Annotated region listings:

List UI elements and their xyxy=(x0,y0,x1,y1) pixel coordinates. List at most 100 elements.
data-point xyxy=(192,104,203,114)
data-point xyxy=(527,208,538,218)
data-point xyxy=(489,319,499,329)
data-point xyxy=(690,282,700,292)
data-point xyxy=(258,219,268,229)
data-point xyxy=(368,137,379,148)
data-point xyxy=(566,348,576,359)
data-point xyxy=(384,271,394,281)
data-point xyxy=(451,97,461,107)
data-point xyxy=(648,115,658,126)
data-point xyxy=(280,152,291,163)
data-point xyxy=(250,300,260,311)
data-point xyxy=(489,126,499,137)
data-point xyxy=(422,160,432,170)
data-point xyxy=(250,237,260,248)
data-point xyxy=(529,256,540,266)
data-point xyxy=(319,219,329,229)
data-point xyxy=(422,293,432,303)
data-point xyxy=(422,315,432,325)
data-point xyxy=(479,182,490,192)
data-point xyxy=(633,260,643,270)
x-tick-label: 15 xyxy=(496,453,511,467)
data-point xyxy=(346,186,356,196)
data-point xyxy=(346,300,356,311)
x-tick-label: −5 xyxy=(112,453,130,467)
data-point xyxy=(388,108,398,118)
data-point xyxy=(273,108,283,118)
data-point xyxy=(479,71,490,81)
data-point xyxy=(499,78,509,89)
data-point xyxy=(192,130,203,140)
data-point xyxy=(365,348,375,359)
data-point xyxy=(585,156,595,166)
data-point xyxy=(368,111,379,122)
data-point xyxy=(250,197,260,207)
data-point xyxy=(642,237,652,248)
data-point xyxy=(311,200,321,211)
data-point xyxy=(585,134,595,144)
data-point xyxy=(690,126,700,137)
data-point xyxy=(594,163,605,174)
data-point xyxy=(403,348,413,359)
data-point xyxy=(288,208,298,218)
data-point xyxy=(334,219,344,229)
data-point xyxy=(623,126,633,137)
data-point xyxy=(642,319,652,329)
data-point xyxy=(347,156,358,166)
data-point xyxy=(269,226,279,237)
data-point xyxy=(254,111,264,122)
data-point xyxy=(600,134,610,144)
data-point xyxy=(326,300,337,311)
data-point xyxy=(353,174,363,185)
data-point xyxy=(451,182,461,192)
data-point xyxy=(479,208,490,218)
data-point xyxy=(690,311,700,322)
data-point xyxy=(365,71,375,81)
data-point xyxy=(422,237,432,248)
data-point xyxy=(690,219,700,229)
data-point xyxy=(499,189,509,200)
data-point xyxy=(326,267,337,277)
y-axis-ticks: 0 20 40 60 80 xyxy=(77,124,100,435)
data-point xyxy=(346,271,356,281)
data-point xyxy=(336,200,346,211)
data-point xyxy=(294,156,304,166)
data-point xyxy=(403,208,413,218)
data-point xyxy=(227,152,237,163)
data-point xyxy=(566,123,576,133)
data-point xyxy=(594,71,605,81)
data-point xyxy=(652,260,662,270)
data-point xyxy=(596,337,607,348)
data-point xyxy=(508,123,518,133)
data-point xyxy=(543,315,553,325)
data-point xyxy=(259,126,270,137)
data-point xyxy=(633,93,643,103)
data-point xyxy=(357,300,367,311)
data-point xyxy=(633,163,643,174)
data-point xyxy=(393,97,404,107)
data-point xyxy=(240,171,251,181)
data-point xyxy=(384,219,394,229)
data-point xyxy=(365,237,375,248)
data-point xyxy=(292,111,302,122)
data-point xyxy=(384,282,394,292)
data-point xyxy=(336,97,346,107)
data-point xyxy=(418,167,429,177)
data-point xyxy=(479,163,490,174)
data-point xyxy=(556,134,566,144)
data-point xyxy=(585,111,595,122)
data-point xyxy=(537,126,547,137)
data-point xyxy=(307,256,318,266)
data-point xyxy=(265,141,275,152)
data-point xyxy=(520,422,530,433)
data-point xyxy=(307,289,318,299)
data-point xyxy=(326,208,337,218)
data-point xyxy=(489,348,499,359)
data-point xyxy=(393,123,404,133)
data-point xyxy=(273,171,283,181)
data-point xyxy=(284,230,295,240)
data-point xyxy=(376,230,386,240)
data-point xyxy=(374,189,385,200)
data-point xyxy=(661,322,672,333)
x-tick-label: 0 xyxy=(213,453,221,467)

• What you will do: Rewrite the rows above, switching every "x-tick-label" to "x-axis-tick" and changing nothing else.

• Finished exercise:
List UI elements and their xyxy=(x0,y0,x1,y1) pixel coordinates. List at most 100 elements.
data-point xyxy=(192,104,203,114)
data-point xyxy=(527,208,538,218)
data-point xyxy=(489,319,499,329)
data-point xyxy=(690,282,700,292)
data-point xyxy=(258,219,268,229)
data-point xyxy=(368,137,379,148)
data-point xyxy=(566,348,576,359)
data-point xyxy=(384,271,394,281)
data-point xyxy=(451,97,461,107)
data-point xyxy=(648,115,658,126)
data-point xyxy=(280,152,291,163)
data-point xyxy=(250,300,260,311)
data-point xyxy=(489,126,499,137)
data-point xyxy=(422,160,432,170)
data-point xyxy=(250,237,260,248)
data-point xyxy=(529,256,540,266)
data-point xyxy=(319,219,329,229)
data-point xyxy=(422,293,432,303)
data-point xyxy=(422,315,432,325)
data-point xyxy=(479,182,490,192)
data-point xyxy=(633,260,643,270)
x-axis-tick: 15 xyxy=(496,453,511,467)
data-point xyxy=(346,186,356,196)
data-point xyxy=(346,300,356,311)
x-axis-tick: −5 xyxy=(112,453,130,467)
data-point xyxy=(388,108,398,118)
data-point xyxy=(273,108,283,118)
data-point xyxy=(479,71,490,81)
data-point xyxy=(499,78,509,89)
data-point xyxy=(192,130,203,140)
data-point xyxy=(365,348,375,359)
data-point xyxy=(585,156,595,166)
data-point xyxy=(368,111,379,122)
data-point xyxy=(250,197,260,207)
data-point xyxy=(642,237,652,248)
data-point xyxy=(311,200,321,211)
data-point xyxy=(585,134,595,144)
data-point xyxy=(690,126,700,137)
data-point xyxy=(594,163,605,174)
data-point xyxy=(403,348,413,359)
data-point xyxy=(288,208,298,218)
data-point xyxy=(334,219,344,229)
data-point xyxy=(623,126,633,137)
data-point xyxy=(642,319,652,329)
data-point xyxy=(347,156,358,166)
data-point xyxy=(269,226,279,237)
data-point xyxy=(254,111,264,122)
data-point xyxy=(600,134,610,144)
data-point xyxy=(326,300,337,311)
data-point xyxy=(353,174,363,185)
data-point xyxy=(451,182,461,192)
data-point xyxy=(479,208,490,218)
data-point xyxy=(690,311,700,322)
data-point xyxy=(365,71,375,81)
data-point xyxy=(422,237,432,248)
data-point xyxy=(690,219,700,229)
data-point xyxy=(499,189,509,200)
data-point xyxy=(326,267,337,277)
y-axis-ticks: 0 20 40 60 80 xyxy=(77,124,100,435)
data-point xyxy=(346,271,356,281)
data-point xyxy=(336,200,346,211)
data-point xyxy=(294,156,304,166)
data-point xyxy=(403,208,413,218)
data-point xyxy=(227,152,237,163)
data-point xyxy=(566,123,576,133)
data-point xyxy=(594,71,605,81)
data-point xyxy=(652,260,662,270)
data-point xyxy=(596,337,607,348)
data-point xyxy=(508,123,518,133)
data-point xyxy=(543,315,553,325)
data-point xyxy=(259,126,270,137)
data-point xyxy=(633,93,643,103)
data-point xyxy=(357,300,367,311)
data-point xyxy=(633,163,643,174)
data-point xyxy=(393,97,404,107)
data-point xyxy=(240,171,251,181)
data-point xyxy=(384,219,394,229)
data-point xyxy=(365,237,375,248)
data-point xyxy=(292,111,302,122)
data-point xyxy=(384,282,394,292)
data-point xyxy=(336,97,346,107)
data-point xyxy=(418,167,429,177)
data-point xyxy=(479,163,490,174)
data-point xyxy=(556,134,566,144)
data-point xyxy=(585,111,595,122)
data-point xyxy=(537,126,547,137)
data-point xyxy=(307,256,318,266)
data-point xyxy=(265,141,275,152)
data-point xyxy=(520,422,530,433)
data-point xyxy=(307,289,318,299)
data-point xyxy=(326,208,337,218)
data-point xyxy=(489,348,499,359)
data-point xyxy=(393,123,404,133)
data-point xyxy=(273,171,283,181)
data-point xyxy=(284,230,295,240)
data-point xyxy=(376,230,386,240)
data-point xyxy=(374,189,385,200)
data-point xyxy=(661,322,672,333)
x-axis-tick: 0 xyxy=(213,453,221,467)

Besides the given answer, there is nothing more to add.